Instruction
Write out every record in full, exactly as written, please.
────────────────
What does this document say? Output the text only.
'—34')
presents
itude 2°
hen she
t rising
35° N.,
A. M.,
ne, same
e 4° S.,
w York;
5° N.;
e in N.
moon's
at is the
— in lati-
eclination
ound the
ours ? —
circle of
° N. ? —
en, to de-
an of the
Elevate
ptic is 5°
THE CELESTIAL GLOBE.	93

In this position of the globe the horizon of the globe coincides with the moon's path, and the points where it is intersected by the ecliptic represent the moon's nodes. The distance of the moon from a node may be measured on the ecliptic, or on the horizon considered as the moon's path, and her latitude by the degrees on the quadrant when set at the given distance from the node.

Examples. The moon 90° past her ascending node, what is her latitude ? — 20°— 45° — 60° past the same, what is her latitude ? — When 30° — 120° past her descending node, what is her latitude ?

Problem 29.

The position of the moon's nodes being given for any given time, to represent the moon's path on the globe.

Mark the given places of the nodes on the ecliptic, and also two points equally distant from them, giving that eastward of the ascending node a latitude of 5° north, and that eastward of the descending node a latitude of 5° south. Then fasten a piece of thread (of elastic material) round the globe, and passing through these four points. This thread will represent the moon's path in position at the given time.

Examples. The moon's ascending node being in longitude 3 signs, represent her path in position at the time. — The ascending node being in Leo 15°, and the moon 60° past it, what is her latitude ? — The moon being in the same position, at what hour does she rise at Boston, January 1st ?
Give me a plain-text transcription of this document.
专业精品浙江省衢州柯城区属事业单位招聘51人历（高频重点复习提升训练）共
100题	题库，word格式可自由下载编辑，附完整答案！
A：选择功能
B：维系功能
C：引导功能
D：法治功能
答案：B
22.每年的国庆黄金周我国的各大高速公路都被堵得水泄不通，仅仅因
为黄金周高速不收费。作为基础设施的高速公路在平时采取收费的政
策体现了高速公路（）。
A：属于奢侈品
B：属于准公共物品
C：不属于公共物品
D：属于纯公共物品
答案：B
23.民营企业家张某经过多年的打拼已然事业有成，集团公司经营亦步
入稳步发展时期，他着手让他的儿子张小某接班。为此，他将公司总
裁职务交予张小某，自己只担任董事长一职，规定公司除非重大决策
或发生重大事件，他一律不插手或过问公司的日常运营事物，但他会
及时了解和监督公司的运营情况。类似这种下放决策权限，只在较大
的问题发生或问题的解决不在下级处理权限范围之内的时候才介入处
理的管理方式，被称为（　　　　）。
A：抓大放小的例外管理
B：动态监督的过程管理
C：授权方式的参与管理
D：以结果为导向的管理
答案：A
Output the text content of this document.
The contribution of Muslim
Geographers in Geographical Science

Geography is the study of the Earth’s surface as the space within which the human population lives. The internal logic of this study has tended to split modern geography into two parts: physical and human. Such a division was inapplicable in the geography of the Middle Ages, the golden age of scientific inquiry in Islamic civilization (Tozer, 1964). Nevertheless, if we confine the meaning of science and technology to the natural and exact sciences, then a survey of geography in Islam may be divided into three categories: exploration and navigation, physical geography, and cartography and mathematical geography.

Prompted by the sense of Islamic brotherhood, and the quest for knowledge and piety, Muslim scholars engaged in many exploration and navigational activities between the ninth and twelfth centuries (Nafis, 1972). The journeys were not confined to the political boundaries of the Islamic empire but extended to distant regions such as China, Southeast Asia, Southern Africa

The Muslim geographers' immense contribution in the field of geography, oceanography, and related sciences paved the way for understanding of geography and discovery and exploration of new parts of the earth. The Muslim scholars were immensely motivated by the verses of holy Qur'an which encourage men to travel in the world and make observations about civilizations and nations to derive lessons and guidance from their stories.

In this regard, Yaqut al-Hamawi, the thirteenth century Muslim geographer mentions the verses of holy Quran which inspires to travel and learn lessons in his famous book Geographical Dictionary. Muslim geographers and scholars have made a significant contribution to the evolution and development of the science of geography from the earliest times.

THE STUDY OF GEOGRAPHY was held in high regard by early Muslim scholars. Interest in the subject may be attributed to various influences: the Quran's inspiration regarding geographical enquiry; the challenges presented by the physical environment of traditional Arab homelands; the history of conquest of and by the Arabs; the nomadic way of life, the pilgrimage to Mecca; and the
────────────────
Exercise result
What does this document say? Output the text only.
'—34')
presents
itude 2°
hen she
t rising
35° N.,
A. M.,
ne, same
e 4° S.,
w York;
5° N.;
e in N.
moon's
at is the
— in lati-
eclination
ound the
ours ? —
circle of
° N. ? —
en, to de-
an of the
Elevate
ptic is 5°
THE CELESTIAL GLOBE.	93

In this position of the globe the horizon of the globe coincides with the moon's path, and the points where it is intersected by the ecliptic represent the moon's nodes. The distance of the moon from a node may be measured on the ecliptic, or on the horizon considered as the moon's path, and her latitude by the degrees on the quadrant when set at the given distance from the node.

Examples. The moon 90° past her ascending node, what is her latitude ? — 20°— 45° — 60° past the same, what is her latitude ? — When 30° — 120° past her descending node, what is her latitude ?

Problem 29.

The position of the moon's nodes being given for any given time, to represent the moon's path on the globe.

Mark the given places of the nodes on the ecliptic, and also two points equally distant from them, giving that eastward of the ascending node a latitude of 5° north, and that eastward of the descending node a latitude of 5° south. Then fasten a piece of thread (of elastic material) round the globe, and passing through these four points. This thread will represent the moon's path in position at the given time.

Examples. The moon's ascending node being in longitude 3 signs, represent her path in position at the time. — The ascending node being in Leo 15°, and the moon 60° past it, what is her latitude ? — The moon being in the same position, at what hour does she rise at Boston, January 1st ?
Give me a plain-text transcription of this document.
专业精品浙江省衢州柯城区属事业单位招聘51人历（高频重点复习提升训练）共
100题	题库，word格式可自由下载编辑，附完整答案！
A：选择功能
B：维系功能
C：引导功能
D：法治功能
答案：B
22.每年的国庆黄金周我国的各大高速公路都被堵得水泄不通，仅仅因
为黄金周高速不收费。作为基础设施的高速公路在平时采取收费的政
策体现了高速公路（）。
A：属于奢侈品
B：属于准公共物品
C：不属于公共物品
D：属于纯公共物品
答案：B
23.民营企业家张某经过多年的打拼已然事业有成，集团公司经营亦步
入稳步发展时期，他着手让他的儿子张小某接班。为此，他将公司总
裁职务交予张小某，自己只担任董事长一职，规定公司除非重大决策
或发生重大事件，他一律不插手或过问公司的日常运营事物，但他会
及时了解和监督公司的运营情况。类似这种下放决策权限，只在较大
的问题发生或问题的解决不在下级处理权限范围之内的时候才介入处
理的管理方式，被称为（　　　　）。
A：抓大放小的例外管理
B：动态监督的过程管理
C：授权方式的参与管理
D：以结果为导向的管理
答案：A
Output the text content of this document.
The contribution of Muslim
Geographers in Geographical Science

Geography is the study of the Earth’s surface as the space within which the human population lives. The internal logic of this study has tended to split modern geography into two parts: physical and human. Such a division was inapplicable in the geography of the Middle Ages, the golden age of scientific inquiry in Islamic civilization (Tozer, 1964). Nevertheless, if we confine the meaning of science and technology to the natural and exact sciences, then a survey of geography in Islam may be divided into three categories: exploration and navigation, physical geography, and cartography and mathematical geography.

Prompted by the sense of Islamic brotherhood, and the quest for knowledge and piety, Muslim scholars engaged in many exploration and navigational activities between the ninth and twelfth centuries (Nafis, 1972). The journeys were not confined to the political boundaries of the Islamic empire but extended to distant regions such as China, Southeast Asia, Southern Africa

The Muslim geographers' immense contribution in the field of geography, oceanography, and related sciences paved the way for understanding of geography and discovery and exploration of new parts of the earth. The Muslim scholars were immensely motivated by the verses of holy Qur'an which encourage men to travel in the world and make observations about civilizations and nations to derive lessons and guidance from their stories.

In this regard, Yaqut al-Hamawi, the thirteenth century Muslim geographer mentions the verses of holy Quran which inspires to travel and learn lessons in his famous book Geographical Dictionary. Muslim geographers and scholars have made a significant contribution to the evolution and development of the science of geography from the earliest times.

THE STUDY OF GEOGRAPHY was held in high regard by early Muslim scholars. Interest in the subject may be attributed to various influences: the Quran's inspiration regarding geographical enquiry; the challenges presented by the physical environment of traditional Arab homelands; the history of conquest of and by the Arabs; the nomadic way of life, the pilgrimage to Mecca; and the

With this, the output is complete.